-- START Information provided --

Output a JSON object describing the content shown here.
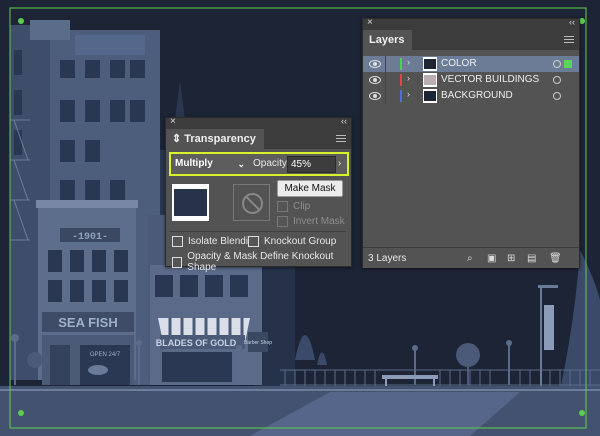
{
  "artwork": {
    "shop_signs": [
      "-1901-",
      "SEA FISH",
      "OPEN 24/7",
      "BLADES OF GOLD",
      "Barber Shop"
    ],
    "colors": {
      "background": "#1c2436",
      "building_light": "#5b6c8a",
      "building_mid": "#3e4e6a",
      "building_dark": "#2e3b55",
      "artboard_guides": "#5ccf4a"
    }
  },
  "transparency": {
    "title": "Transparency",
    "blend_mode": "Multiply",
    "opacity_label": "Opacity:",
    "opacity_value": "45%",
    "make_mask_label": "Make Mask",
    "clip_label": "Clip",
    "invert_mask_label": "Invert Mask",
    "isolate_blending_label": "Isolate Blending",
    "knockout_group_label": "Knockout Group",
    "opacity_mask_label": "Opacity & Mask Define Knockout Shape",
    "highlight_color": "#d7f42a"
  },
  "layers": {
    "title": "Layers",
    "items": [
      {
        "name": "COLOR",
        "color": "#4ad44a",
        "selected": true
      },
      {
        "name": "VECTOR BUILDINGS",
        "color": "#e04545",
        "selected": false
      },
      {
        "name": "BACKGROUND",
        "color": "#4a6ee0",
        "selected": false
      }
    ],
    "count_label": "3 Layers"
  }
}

-- END Information provided --
-- START Information provided --

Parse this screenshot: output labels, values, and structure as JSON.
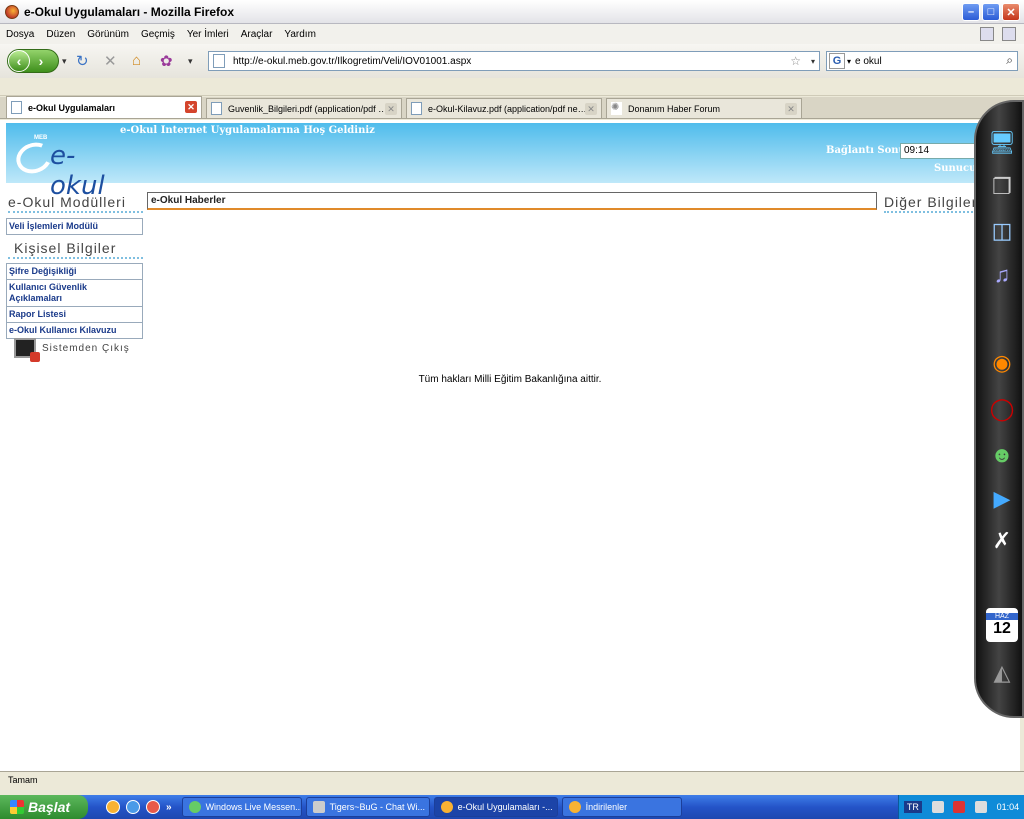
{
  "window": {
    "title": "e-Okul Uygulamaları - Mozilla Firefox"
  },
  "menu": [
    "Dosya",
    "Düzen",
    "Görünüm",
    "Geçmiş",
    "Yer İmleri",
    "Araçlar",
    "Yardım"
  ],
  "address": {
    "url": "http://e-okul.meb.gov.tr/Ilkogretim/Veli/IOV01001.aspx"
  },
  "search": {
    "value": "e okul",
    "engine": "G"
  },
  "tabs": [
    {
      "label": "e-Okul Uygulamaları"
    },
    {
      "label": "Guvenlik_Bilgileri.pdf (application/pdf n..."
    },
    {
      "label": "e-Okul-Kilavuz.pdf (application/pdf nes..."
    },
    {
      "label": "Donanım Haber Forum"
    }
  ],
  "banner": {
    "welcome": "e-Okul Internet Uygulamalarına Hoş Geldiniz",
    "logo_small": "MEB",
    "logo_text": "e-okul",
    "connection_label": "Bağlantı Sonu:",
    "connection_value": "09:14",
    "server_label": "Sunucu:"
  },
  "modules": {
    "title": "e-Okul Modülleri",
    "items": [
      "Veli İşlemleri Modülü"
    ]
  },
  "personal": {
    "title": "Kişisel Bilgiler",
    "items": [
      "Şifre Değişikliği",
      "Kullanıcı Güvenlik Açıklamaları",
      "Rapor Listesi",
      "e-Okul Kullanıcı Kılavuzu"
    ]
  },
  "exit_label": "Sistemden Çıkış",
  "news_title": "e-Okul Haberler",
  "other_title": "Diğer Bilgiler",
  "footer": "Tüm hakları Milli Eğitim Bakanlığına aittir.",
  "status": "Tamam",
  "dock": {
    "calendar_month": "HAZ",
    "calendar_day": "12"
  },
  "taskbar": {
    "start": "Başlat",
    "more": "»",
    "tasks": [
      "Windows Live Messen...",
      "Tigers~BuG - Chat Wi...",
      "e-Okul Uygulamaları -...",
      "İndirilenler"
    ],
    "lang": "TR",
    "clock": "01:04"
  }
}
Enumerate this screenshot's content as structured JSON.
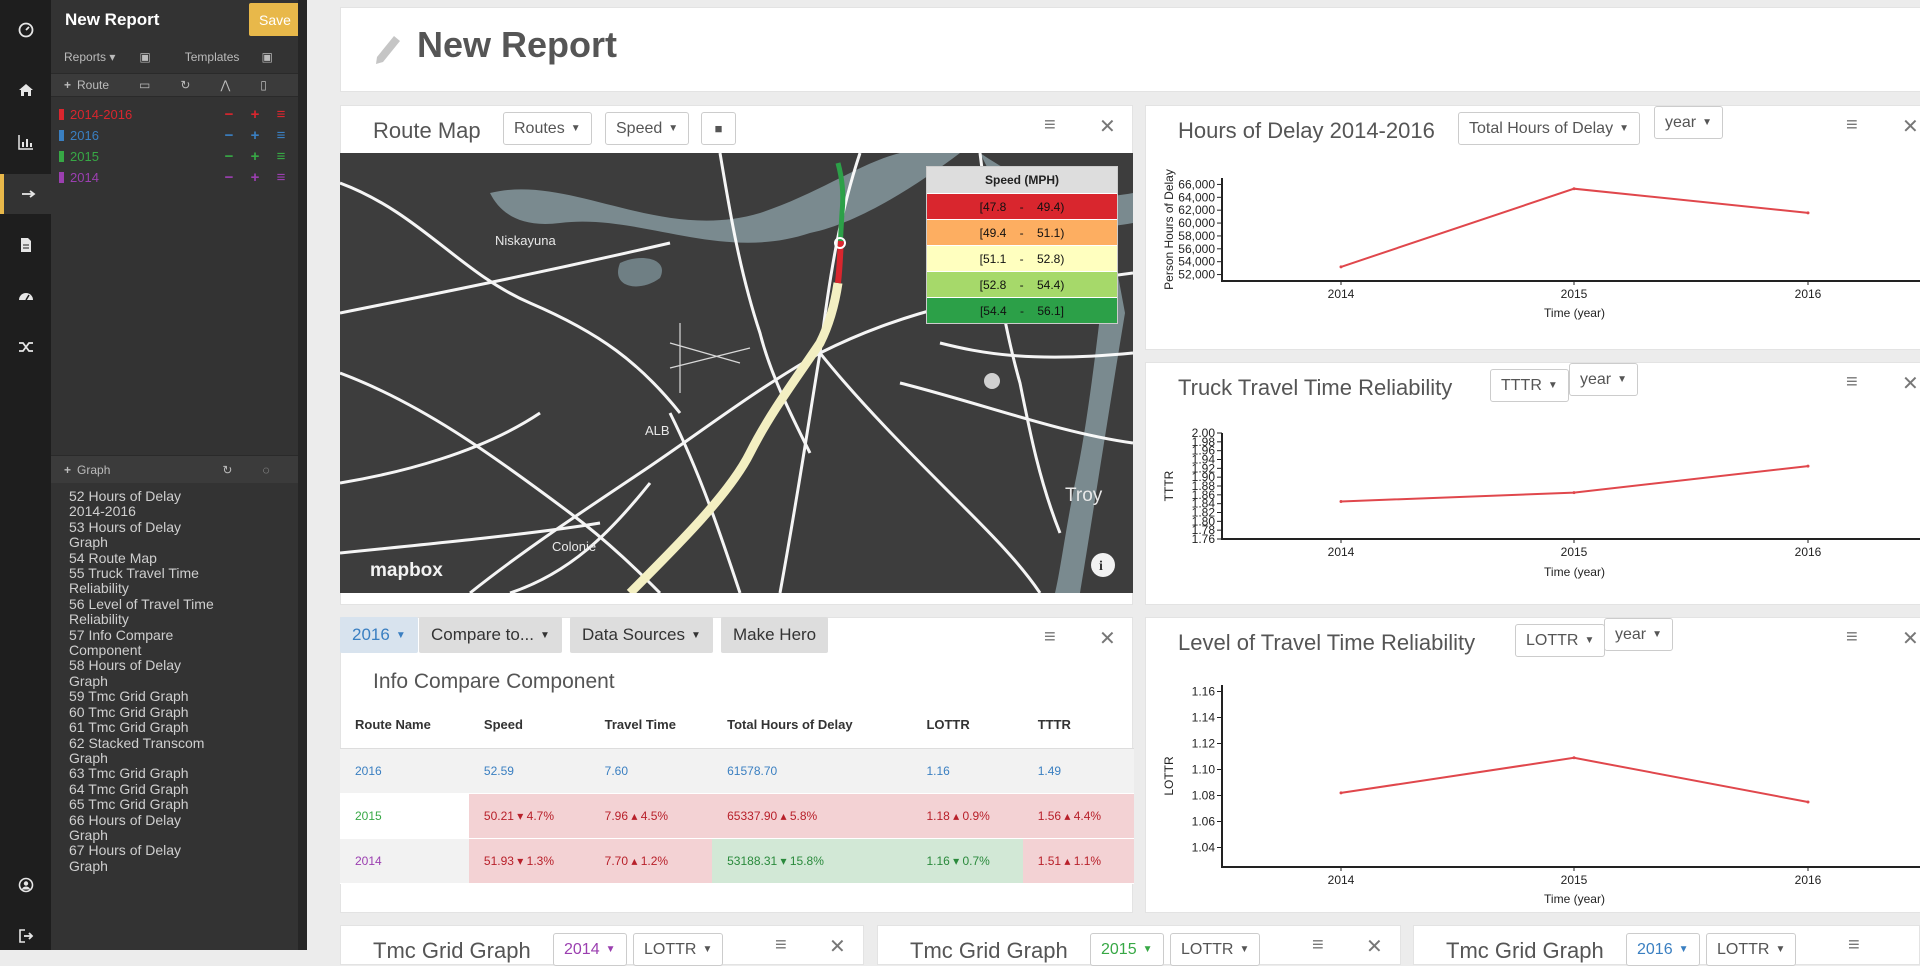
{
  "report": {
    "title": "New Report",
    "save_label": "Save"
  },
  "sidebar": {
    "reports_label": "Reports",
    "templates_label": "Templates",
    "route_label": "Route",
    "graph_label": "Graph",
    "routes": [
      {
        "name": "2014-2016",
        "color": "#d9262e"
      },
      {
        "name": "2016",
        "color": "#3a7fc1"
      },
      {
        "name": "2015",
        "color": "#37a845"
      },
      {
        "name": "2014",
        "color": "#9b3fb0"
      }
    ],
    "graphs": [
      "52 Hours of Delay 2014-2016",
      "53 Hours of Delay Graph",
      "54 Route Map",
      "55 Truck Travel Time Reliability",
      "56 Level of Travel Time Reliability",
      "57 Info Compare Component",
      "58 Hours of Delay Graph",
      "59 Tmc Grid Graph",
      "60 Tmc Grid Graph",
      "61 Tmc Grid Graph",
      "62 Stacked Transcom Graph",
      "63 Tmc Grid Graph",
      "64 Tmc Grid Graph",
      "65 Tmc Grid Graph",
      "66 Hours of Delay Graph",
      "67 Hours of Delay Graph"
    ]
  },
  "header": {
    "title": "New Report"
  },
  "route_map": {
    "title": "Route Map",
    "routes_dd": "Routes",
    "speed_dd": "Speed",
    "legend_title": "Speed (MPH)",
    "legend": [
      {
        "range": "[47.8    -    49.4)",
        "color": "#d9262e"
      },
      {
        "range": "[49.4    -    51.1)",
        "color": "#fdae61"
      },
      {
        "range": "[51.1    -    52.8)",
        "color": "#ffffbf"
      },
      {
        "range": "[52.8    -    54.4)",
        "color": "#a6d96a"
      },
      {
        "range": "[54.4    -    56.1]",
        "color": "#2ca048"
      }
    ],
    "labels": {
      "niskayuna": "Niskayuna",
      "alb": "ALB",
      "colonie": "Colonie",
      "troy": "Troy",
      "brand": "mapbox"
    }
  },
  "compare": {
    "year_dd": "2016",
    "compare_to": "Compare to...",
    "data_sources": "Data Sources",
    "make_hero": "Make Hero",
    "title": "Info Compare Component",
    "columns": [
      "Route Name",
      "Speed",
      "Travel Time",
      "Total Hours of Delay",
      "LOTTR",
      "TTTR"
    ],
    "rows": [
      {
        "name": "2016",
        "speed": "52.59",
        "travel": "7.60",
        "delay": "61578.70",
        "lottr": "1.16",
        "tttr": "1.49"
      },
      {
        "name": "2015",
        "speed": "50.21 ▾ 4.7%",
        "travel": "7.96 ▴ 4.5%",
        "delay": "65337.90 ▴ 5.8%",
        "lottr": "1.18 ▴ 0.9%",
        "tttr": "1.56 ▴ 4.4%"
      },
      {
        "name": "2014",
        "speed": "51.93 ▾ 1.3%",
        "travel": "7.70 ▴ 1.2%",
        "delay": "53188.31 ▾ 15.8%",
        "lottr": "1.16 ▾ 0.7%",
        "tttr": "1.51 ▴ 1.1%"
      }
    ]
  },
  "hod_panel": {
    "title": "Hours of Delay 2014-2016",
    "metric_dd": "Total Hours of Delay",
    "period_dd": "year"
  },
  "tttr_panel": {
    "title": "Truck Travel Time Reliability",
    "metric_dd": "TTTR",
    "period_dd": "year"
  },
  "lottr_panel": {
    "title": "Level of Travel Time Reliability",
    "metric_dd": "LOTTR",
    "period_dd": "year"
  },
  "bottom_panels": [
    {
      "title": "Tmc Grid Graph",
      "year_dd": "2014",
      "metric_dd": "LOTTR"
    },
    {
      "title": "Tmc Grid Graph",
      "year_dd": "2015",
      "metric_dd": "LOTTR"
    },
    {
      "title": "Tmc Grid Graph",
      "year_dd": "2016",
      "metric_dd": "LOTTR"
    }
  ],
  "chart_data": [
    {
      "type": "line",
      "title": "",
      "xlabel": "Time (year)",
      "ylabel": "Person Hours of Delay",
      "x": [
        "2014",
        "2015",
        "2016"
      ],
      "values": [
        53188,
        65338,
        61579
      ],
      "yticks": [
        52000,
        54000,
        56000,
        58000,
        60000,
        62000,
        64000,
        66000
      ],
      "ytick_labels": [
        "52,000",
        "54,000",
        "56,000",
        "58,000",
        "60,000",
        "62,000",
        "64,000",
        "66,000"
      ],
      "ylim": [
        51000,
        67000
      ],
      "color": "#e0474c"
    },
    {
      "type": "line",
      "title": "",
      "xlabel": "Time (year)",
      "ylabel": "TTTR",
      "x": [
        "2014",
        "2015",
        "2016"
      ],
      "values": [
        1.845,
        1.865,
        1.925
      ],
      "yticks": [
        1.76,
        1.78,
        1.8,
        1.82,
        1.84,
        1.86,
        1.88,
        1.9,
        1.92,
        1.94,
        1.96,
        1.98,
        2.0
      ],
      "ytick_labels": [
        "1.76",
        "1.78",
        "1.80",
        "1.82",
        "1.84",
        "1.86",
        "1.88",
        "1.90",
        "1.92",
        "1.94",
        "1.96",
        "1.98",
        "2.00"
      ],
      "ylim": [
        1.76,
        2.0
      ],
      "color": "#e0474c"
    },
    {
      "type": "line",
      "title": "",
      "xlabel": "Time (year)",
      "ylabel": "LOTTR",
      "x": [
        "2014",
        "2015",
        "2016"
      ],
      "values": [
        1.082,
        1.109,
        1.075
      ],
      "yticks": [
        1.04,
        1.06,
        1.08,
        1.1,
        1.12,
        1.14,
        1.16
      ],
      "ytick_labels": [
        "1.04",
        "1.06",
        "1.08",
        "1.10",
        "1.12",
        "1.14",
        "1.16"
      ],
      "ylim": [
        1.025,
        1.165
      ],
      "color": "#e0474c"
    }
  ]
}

-- END Information provided --

From the data above, work out how many lines hold "Veli". Answer with the number alone.

### Answer to the exercise
2